REQUIRED WORK => Can you output the material exactly as written, minus any pictures it holds?

SOURCE MATERIAL =>
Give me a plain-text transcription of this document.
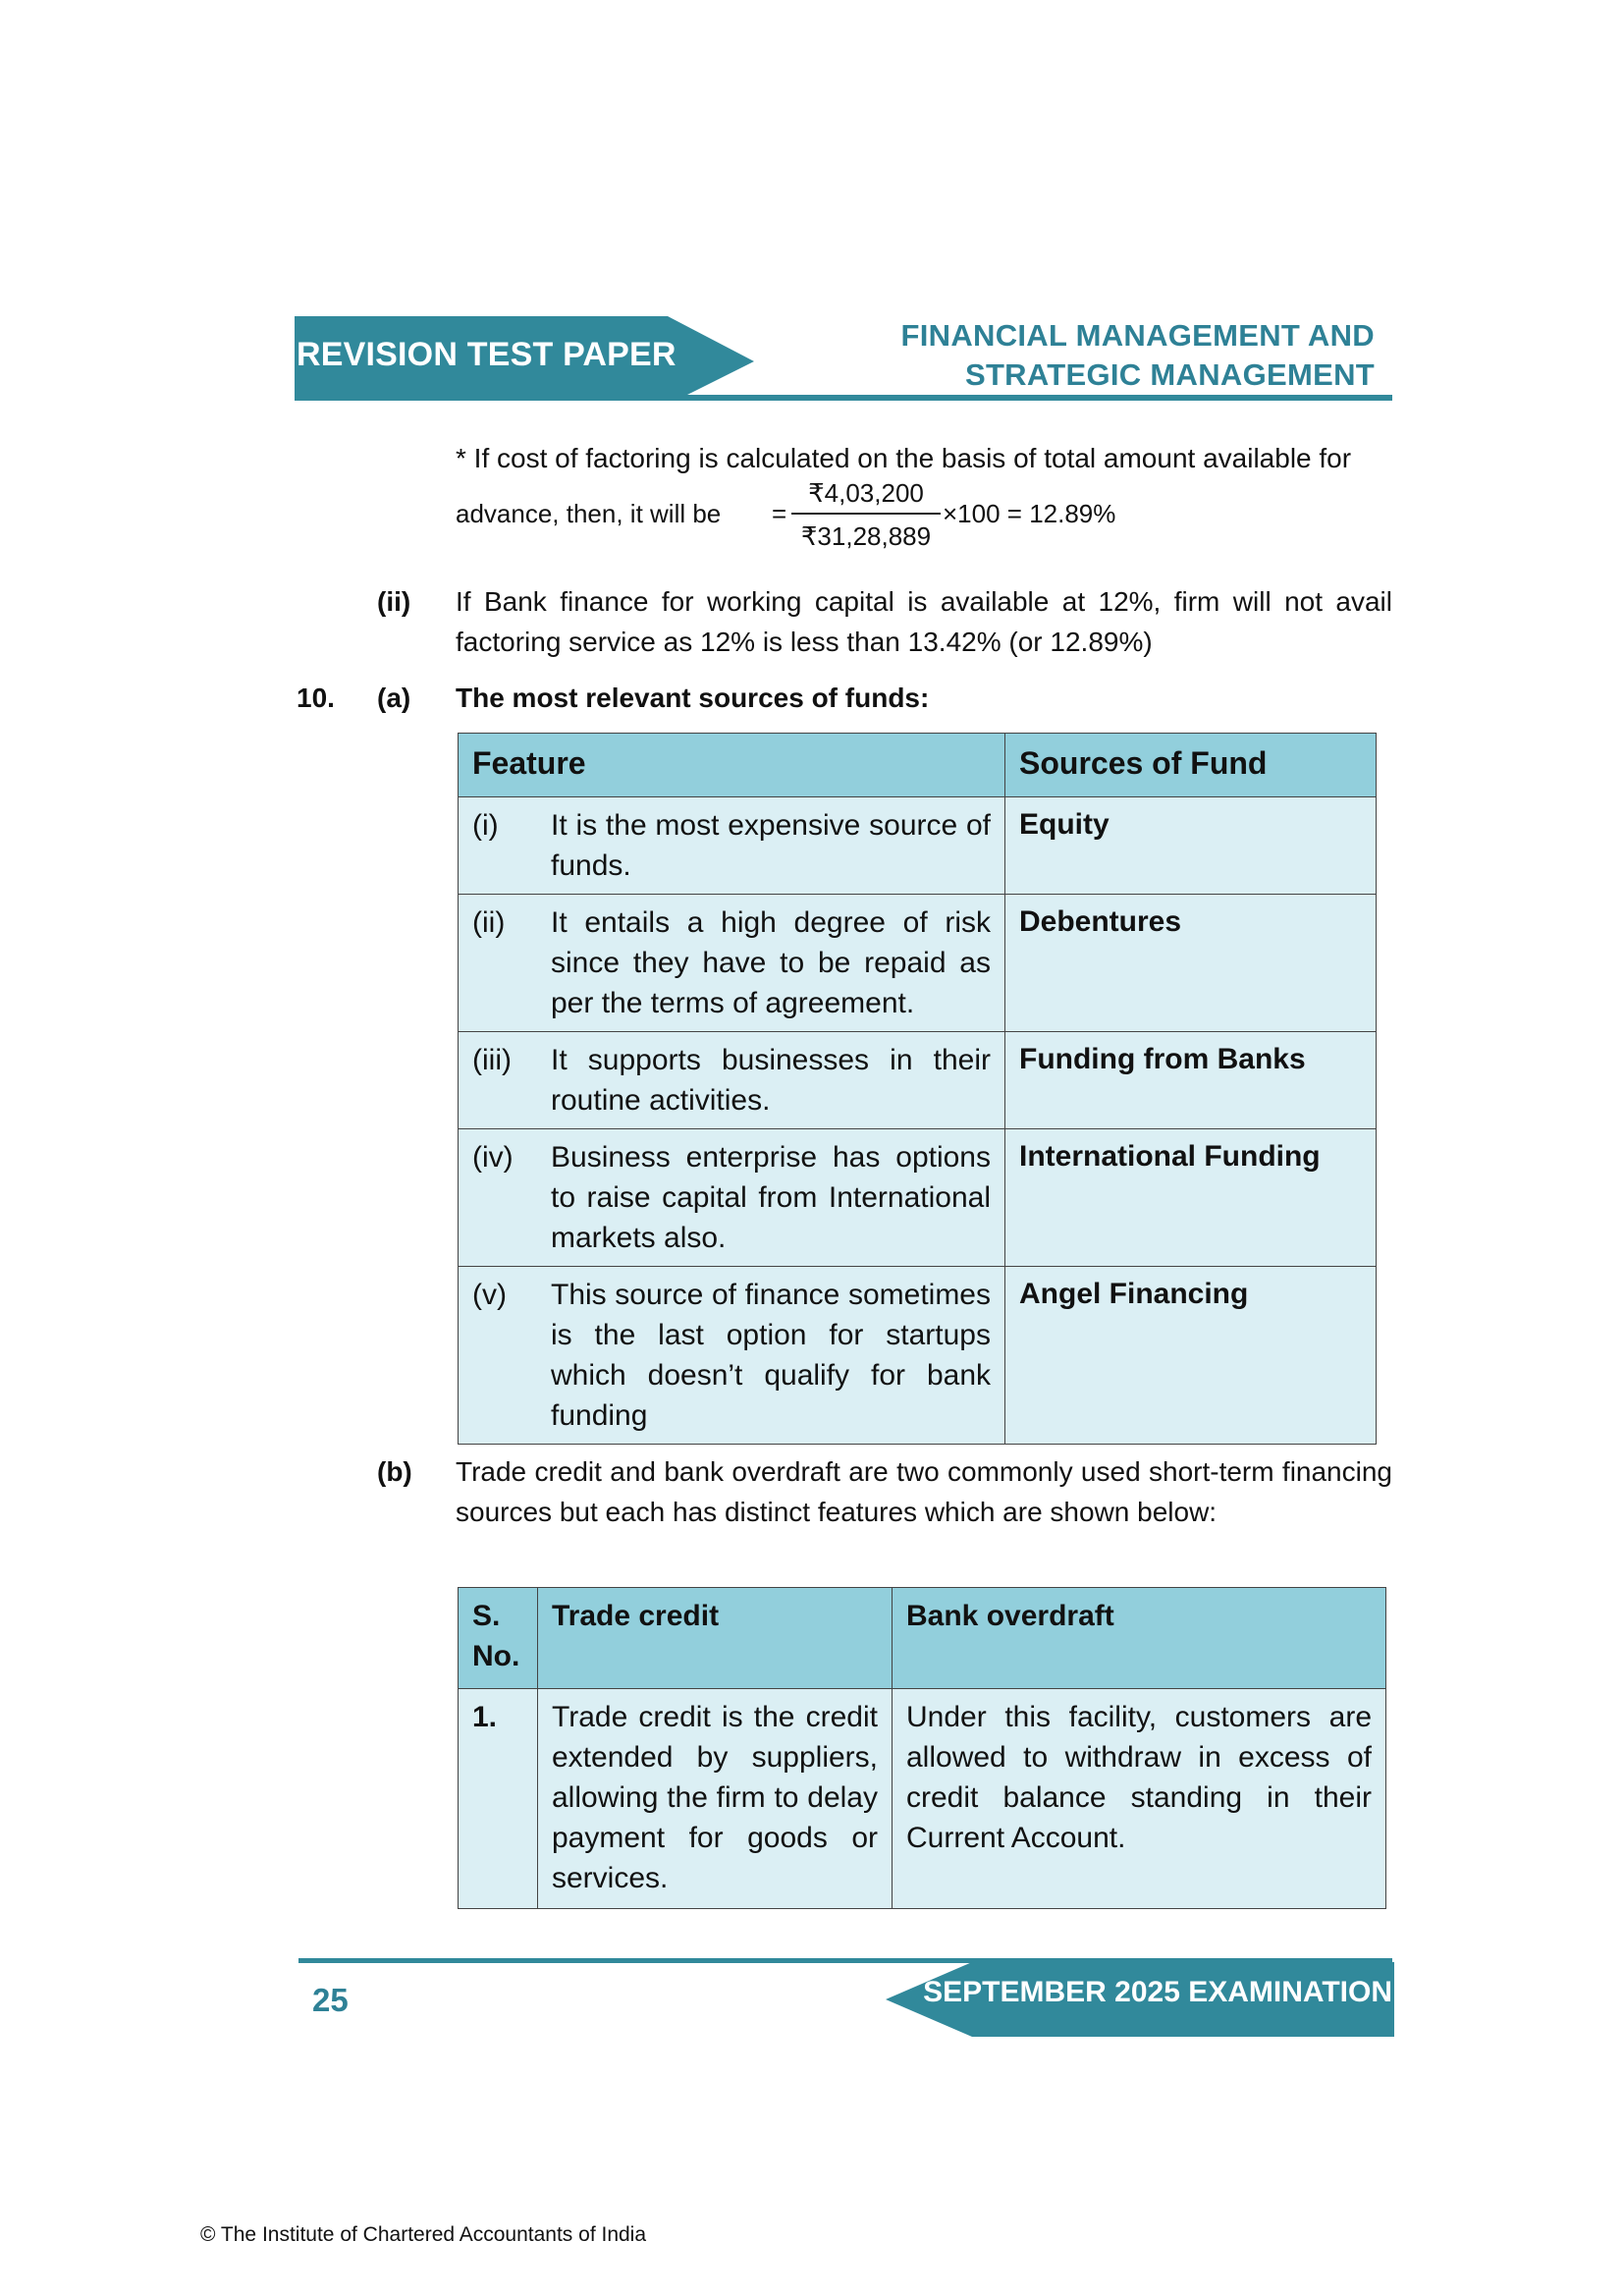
REVISION TEST PAPER
FINANCIAL MANAGEMENT AND
STRATEGIC MANAGEMENT
* If cost of factoring is calculated on the basis of total amount available for
advance, then, it will be =
₹4,03,200
₹31,28,889
×100 = 12.89%
(ii) If Bank finance for working capital is available at 12%, firm will not avail factoring service as 12% is less than 13.42% (or 12.89%)
10. (a) The most relevant sources of funds:
Feature	Sources of Fund

(i) It is the most expensive source of funds.	Equity

(ii) It entails a high degree of risk since they have to be repaid as per the terms of agreement.	Debentures

(iii) It supports businesses in their routine activities.	Funding from Banks

(iv) Business enterprise has options to raise capital from International markets also.	International Funding

(v) This source of finance sometimes is the last option for startups which doesn’t qualify for bank funding	Angel Financing
(b) Trade credit and bank overdraft are two commonly used short-term financing sources but each has distinct features which are shown below:
S. No.	Trade credit	Bank overdraft
1.	Trade credit is the credit extended by suppliers, allowing the firm to delay payment for goods or services.	Under this facility, customers are allowed to withdraw in excess of credit balance standing in their Current Account.
25	SEPTEMBER 2025 EXAMINATION
© The Institute of Chartered Accountants of India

ANSWER TO THIS PROBLEM =>
Give me a plain-text transcription of this document.
REVISION TEST PAPER
FINANCIAL MANAGEMENT AND
STRATEGIC MANAGEMENT
* If cost of factoring is calculated on the basis of total amount available for
advance, then, it will be =
₹4,03,200
₹31,28,889
×100 = 12.89%
(ii) If Bank finance for working capital is available at 12%, firm will not avail factoring service as 12% is less than 13.42% (or 12.89%)
10. (a) The most relevant sources of funds:
Feature	Sources of Fund

(i) It is the most expensive source of funds.	Equity

(ii) It entails a high degree of risk since they have to be repaid as per the terms of agreement.	Debentures

(iii) It supports businesses in their routine activities.	Funding from Banks

(iv) Business enterprise has options to raise capital from International markets also.	International Funding

(v) This source of finance sometimes is the last option for startups which doesn’t qualify for bank funding	Angel Financing
(b) Trade credit and bank overdraft are two commonly used short-term financing sources but each has distinct features which are shown below:
S. No.	Trade credit	Bank overdraft
1.	Trade credit is the credit extended by suppliers, allowing the firm to delay payment for goods or services.	Under this facility, customers are allowed to withdraw in excess of credit balance standing in their Current Account.
25	SEPTEMBER 2025 EXAMINATION
© The Institute of Chartered Accountants of India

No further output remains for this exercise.